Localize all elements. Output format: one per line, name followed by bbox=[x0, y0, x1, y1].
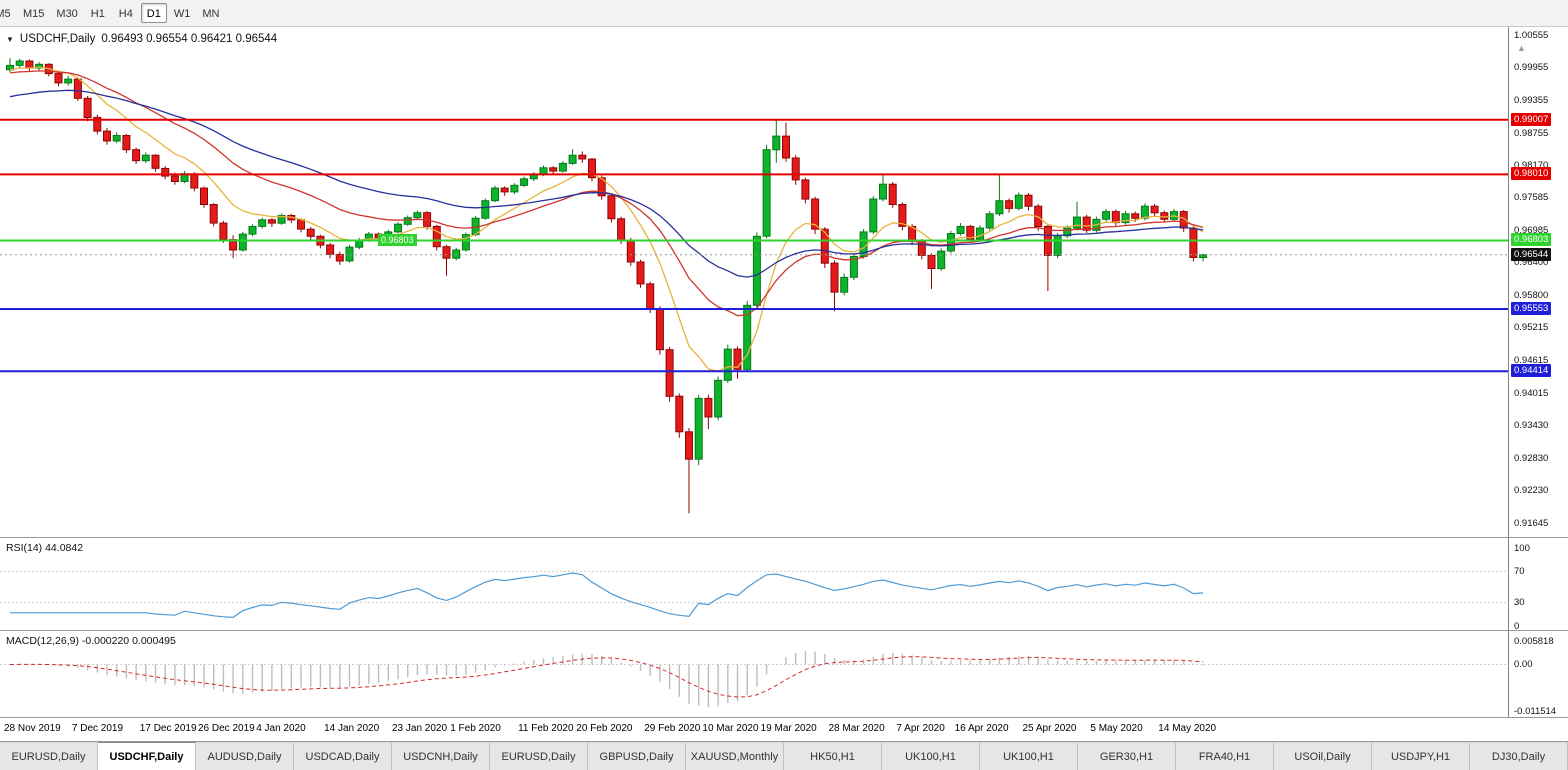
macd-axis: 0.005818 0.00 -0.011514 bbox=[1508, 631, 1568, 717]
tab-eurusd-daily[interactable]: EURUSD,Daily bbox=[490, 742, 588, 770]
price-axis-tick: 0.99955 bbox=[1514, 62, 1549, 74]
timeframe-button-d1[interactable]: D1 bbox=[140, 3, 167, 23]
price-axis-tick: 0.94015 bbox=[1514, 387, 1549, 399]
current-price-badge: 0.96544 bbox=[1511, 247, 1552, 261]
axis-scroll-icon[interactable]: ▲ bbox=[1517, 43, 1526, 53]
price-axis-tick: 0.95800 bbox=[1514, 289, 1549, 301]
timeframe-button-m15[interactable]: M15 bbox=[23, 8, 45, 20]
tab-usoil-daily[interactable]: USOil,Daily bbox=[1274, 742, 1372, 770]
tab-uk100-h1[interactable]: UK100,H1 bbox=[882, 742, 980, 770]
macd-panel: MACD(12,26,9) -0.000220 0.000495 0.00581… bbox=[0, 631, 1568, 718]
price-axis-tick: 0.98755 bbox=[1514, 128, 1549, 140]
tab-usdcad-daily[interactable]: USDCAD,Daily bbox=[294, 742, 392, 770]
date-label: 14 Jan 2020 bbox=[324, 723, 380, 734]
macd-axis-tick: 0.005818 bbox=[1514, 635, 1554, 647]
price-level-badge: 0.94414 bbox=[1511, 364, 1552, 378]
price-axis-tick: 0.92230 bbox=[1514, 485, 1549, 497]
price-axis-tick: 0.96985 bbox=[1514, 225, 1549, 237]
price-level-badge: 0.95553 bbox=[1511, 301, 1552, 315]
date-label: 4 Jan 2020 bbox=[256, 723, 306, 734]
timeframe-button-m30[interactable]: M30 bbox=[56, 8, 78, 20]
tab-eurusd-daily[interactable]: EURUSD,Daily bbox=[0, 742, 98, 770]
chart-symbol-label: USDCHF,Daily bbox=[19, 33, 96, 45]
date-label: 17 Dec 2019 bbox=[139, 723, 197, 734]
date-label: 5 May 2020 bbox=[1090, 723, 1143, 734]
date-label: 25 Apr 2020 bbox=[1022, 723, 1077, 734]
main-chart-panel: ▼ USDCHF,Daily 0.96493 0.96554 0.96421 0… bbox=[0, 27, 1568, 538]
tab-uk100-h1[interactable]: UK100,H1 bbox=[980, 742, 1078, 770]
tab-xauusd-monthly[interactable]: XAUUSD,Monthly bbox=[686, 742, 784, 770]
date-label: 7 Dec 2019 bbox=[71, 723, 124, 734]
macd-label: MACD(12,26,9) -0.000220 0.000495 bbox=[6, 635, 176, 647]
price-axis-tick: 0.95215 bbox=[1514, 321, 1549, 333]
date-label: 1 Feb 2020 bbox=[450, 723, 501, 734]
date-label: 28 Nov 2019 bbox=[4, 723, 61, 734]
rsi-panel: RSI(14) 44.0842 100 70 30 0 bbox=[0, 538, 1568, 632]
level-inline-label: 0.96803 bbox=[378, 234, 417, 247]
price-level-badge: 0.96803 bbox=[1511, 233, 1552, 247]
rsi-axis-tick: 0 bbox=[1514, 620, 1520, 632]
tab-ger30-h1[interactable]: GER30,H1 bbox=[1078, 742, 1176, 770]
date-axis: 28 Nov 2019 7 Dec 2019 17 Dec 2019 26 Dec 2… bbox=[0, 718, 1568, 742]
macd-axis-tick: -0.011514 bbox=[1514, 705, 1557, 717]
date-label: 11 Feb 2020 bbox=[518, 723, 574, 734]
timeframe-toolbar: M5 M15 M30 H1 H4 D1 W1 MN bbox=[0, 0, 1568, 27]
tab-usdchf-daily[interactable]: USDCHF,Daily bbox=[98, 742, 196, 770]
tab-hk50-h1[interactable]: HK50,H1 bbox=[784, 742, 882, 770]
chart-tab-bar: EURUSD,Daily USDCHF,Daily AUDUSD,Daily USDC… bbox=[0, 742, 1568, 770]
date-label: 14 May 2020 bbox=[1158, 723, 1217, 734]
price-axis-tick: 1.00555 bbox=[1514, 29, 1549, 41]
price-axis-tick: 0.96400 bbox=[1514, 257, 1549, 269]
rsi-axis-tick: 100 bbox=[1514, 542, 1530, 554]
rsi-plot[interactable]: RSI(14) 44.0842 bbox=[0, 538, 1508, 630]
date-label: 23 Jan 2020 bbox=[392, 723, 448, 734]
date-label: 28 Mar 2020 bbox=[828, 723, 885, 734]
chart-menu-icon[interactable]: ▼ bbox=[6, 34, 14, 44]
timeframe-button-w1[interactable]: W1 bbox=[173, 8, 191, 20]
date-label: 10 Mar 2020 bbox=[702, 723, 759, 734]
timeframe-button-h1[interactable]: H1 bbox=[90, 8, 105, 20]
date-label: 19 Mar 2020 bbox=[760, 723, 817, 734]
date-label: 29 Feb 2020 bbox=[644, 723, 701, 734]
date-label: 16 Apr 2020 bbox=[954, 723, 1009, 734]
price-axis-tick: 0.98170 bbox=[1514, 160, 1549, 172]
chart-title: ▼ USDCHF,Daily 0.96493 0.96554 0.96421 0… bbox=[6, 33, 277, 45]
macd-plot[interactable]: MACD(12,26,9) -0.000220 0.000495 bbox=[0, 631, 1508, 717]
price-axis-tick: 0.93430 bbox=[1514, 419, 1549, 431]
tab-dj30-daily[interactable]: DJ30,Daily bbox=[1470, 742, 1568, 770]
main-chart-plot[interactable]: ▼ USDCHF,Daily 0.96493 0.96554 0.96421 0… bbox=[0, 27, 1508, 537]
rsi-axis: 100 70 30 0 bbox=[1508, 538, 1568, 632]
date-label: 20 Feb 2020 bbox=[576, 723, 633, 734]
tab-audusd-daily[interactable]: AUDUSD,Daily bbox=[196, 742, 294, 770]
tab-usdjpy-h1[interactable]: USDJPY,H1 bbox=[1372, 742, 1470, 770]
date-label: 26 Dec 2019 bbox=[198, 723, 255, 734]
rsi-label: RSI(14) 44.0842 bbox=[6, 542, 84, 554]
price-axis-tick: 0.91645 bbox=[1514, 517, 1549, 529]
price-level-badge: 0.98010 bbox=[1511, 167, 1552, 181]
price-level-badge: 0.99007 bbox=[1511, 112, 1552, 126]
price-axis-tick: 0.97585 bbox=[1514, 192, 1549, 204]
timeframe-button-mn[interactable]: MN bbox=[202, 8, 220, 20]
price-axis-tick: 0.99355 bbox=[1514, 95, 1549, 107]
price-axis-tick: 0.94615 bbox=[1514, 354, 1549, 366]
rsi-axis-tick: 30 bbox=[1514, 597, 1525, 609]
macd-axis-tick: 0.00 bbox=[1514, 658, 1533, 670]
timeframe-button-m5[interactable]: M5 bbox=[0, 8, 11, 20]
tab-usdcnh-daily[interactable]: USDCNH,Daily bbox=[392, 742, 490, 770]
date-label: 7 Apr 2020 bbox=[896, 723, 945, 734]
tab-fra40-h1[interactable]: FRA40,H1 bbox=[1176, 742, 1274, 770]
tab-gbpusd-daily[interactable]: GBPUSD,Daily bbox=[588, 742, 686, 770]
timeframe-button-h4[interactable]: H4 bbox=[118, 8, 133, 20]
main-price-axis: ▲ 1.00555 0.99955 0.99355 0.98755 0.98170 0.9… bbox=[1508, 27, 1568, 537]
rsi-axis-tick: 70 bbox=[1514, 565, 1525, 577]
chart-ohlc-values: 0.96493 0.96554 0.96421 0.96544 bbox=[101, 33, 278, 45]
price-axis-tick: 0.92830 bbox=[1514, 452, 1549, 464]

------------

> _TASK DIRECTIONS_
Copy out every line of the items above, word for word, and leave the pictures out of your answer.

> _OUTPUT OF THE TASK_
Localize all elements. Output format: one per line, name followed by bbox=[x0, y0, x1, y1].
macd-axis: 0.005818 0.00 -0.011514 bbox=[1508, 631, 1568, 717]
tab-eurusd-daily[interactable]: EURUSD,Daily bbox=[490, 742, 588, 770]
price-axis-tick: 0.99955 bbox=[1514, 62, 1549, 74]
timeframe-button-d1[interactable]: D1 bbox=[140, 3, 167, 23]
price-axis-tick: 0.94015 bbox=[1514, 387, 1549, 399]
current-price-badge: 0.96544 bbox=[1511, 247, 1552, 261]
axis-scroll-icon[interactable]: ▲ bbox=[1517, 43, 1526, 53]
price-axis-tick: 0.95800 bbox=[1514, 289, 1549, 301]
timeframe-button-m15[interactable]: M15 bbox=[23, 8, 45, 20]
tab-usoil-daily[interactable]: USOil,Daily bbox=[1274, 742, 1372, 770]
tab-uk100-h1[interactable]: UK100,H1 bbox=[882, 742, 980, 770]
macd-panel: MACD(12,26,9) -0.000220 0.000495 0.00581… bbox=[0, 631, 1568, 718]
price-axis-tick: 0.98755 bbox=[1514, 128, 1549, 140]
tab-usdcad-daily[interactable]: USDCAD,Daily bbox=[294, 742, 392, 770]
date-label: 14 Jan 2020 bbox=[324, 723, 380, 734]
macd-axis-tick: 0.005818 bbox=[1514, 635, 1554, 647]
price-level-badge: 0.94414 bbox=[1511, 364, 1552, 378]
price-axis-tick: 0.92230 bbox=[1514, 485, 1549, 497]
price-axis-tick: 0.96985 bbox=[1514, 225, 1549, 237]
price-level-badge: 0.95553 bbox=[1511, 301, 1552, 315]
date-label: 4 Jan 2020 bbox=[256, 723, 306, 734]
timeframe-button-m30[interactable]: M30 bbox=[56, 8, 78, 20]
tab-eurusd-daily[interactable]: EURUSD,Daily bbox=[0, 742, 98, 770]
chart-symbol-label: USDCHF,Daily bbox=[19, 33, 96, 45]
date-label: 17 Dec 2019 bbox=[139, 723, 197, 734]
date-label: 5 May 2020 bbox=[1090, 723, 1143, 734]
date-label: 25 Apr 2020 bbox=[1022, 723, 1077, 734]
main-chart-panel: ▼ USDCHF,Daily 0.96493 0.96554 0.96421 0… bbox=[0, 27, 1568, 538]
tab-uk100-h1[interactable]: UK100,H1 bbox=[980, 742, 1078, 770]
tab-xauusd-monthly[interactable]: XAUUSD,Monthly bbox=[686, 742, 784, 770]
date-label: 7 Dec 2019 bbox=[71, 723, 124, 734]
macd-label: MACD(12,26,9) -0.000220 0.000495 bbox=[6, 635, 176, 647]
price-axis-tick: 0.95215 bbox=[1514, 321, 1549, 333]
date-label: 1 Feb 2020 bbox=[450, 723, 501, 734]
date-label: 28 Nov 2019 bbox=[4, 723, 61, 734]
rsi-panel: RSI(14) 44.0842 100 70 30 0 bbox=[0, 538, 1568, 632]
level-inline-label: 0.96803 bbox=[378, 234, 417, 247]
price-level-badge: 0.96803 bbox=[1511, 233, 1552, 247]
rsi-axis-tick: 0 bbox=[1514, 620, 1520, 632]
tab-ger30-h1[interactable]: GER30,H1 bbox=[1078, 742, 1176, 770]
date-axis: 28 Nov 2019 7 Dec 2019 17 Dec 2019 26 Dec 2… bbox=[0, 718, 1568, 742]
macd-axis-tick: -0.011514 bbox=[1514, 705, 1557, 717]
date-label: 11 Feb 2020 bbox=[518, 723, 574, 734]
timeframe-toolbar: M5 M15 M30 H1 H4 D1 W1 MN bbox=[0, 0, 1568, 27]
tab-usdchf-daily[interactable]: USDCHF,Daily bbox=[98, 742, 196, 770]
tab-hk50-h1[interactable]: HK50,H1 bbox=[784, 742, 882, 770]
chart-tab-bar: EURUSD,Daily USDCHF,Daily AUDUSD,Daily USDC… bbox=[0, 742, 1568, 770]
date-label: 14 May 2020 bbox=[1158, 723, 1217, 734]
price-axis-tick: 1.00555 bbox=[1514, 29, 1549, 41]
price-axis-tick: 0.96400 bbox=[1514, 257, 1549, 269]
rsi-axis-tick: 100 bbox=[1514, 542, 1530, 554]
rsi-plot[interactable]: RSI(14) 44.0842 bbox=[0, 538, 1508, 630]
date-label: 23 Jan 2020 bbox=[392, 723, 448, 734]
date-label: 28 Mar 2020 bbox=[828, 723, 885, 734]
chart-menu-icon[interactable]: ▼ bbox=[6, 34, 14, 44]
timeframe-button-w1[interactable]: W1 bbox=[173, 8, 191, 20]
date-label: 10 Mar 2020 bbox=[702, 723, 759, 734]
timeframe-button-h1[interactable]: H1 bbox=[90, 8, 105, 20]
date-label: 19 Mar 2020 bbox=[760, 723, 817, 734]
date-label: 29 Feb 2020 bbox=[644, 723, 701, 734]
date-label: 16 Apr 2020 bbox=[954, 723, 1009, 734]
price-axis-tick: 0.98170 bbox=[1514, 160, 1549, 172]
chart-title: ▼ USDCHF,Daily 0.96493 0.96554 0.96421 0… bbox=[6, 33, 277, 45]
macd-plot[interactable]: MACD(12,26,9) -0.000220 0.000495 bbox=[0, 631, 1508, 717]
price-axis-tick: 0.93430 bbox=[1514, 419, 1549, 431]
tab-dj30-daily[interactable]: DJ30,Daily bbox=[1470, 742, 1568, 770]
main-chart-plot[interactable]: ▼ USDCHF,Daily 0.96493 0.96554 0.96421 0… bbox=[0, 27, 1508, 537]
rsi-axis: 100 70 30 0 bbox=[1508, 538, 1568, 632]
date-label: 20 Feb 2020 bbox=[576, 723, 633, 734]
tab-audusd-daily[interactable]: AUDUSD,Daily bbox=[196, 742, 294, 770]
tab-usdjpy-h1[interactable]: USDJPY,H1 bbox=[1372, 742, 1470, 770]
date-label: 26 Dec 2019 bbox=[198, 723, 255, 734]
rsi-label: RSI(14) 44.0842 bbox=[6, 542, 84, 554]
price-axis-tick: 0.91645 bbox=[1514, 517, 1549, 529]
price-level-badge: 0.98010 bbox=[1511, 167, 1552, 181]
price-level-badge: 0.99007 bbox=[1511, 112, 1552, 126]
price-axis-tick: 0.97585 bbox=[1514, 192, 1549, 204]
timeframe-button-mn[interactable]: MN bbox=[202, 8, 220, 20]
price-axis-tick: 0.99355 bbox=[1514, 95, 1549, 107]
price-axis-tick: 0.94615 bbox=[1514, 354, 1549, 366]
rsi-axis-tick: 30 bbox=[1514, 597, 1525, 609]
macd-axis-tick: 0.00 bbox=[1514, 658, 1533, 670]
timeframe-button-m5[interactable]: M5 bbox=[0, 8, 11, 20]
tab-usdcnh-daily[interactable]: USDCNH,Daily bbox=[392, 742, 490, 770]
date-label: 7 Apr 2020 bbox=[896, 723, 945, 734]
tab-fra40-h1[interactable]: FRA40,H1 bbox=[1176, 742, 1274, 770]
tab-gbpusd-daily[interactable]: GBPUSD,Daily bbox=[588, 742, 686, 770]
timeframe-button-h4[interactable]: H4 bbox=[118, 8, 133, 20]
main-price-axis: ▲ 1.00555 0.99955 0.99355 0.98755 0.98170 0.9… bbox=[1508, 27, 1568, 537]
rsi-axis-tick: 70 bbox=[1514, 565, 1525, 577]
chart-ohlc-values: 0.96493 0.96554 0.96421 0.96544 bbox=[101, 33, 278, 45]
price-axis-tick: 0.92830 bbox=[1514, 452, 1549, 464]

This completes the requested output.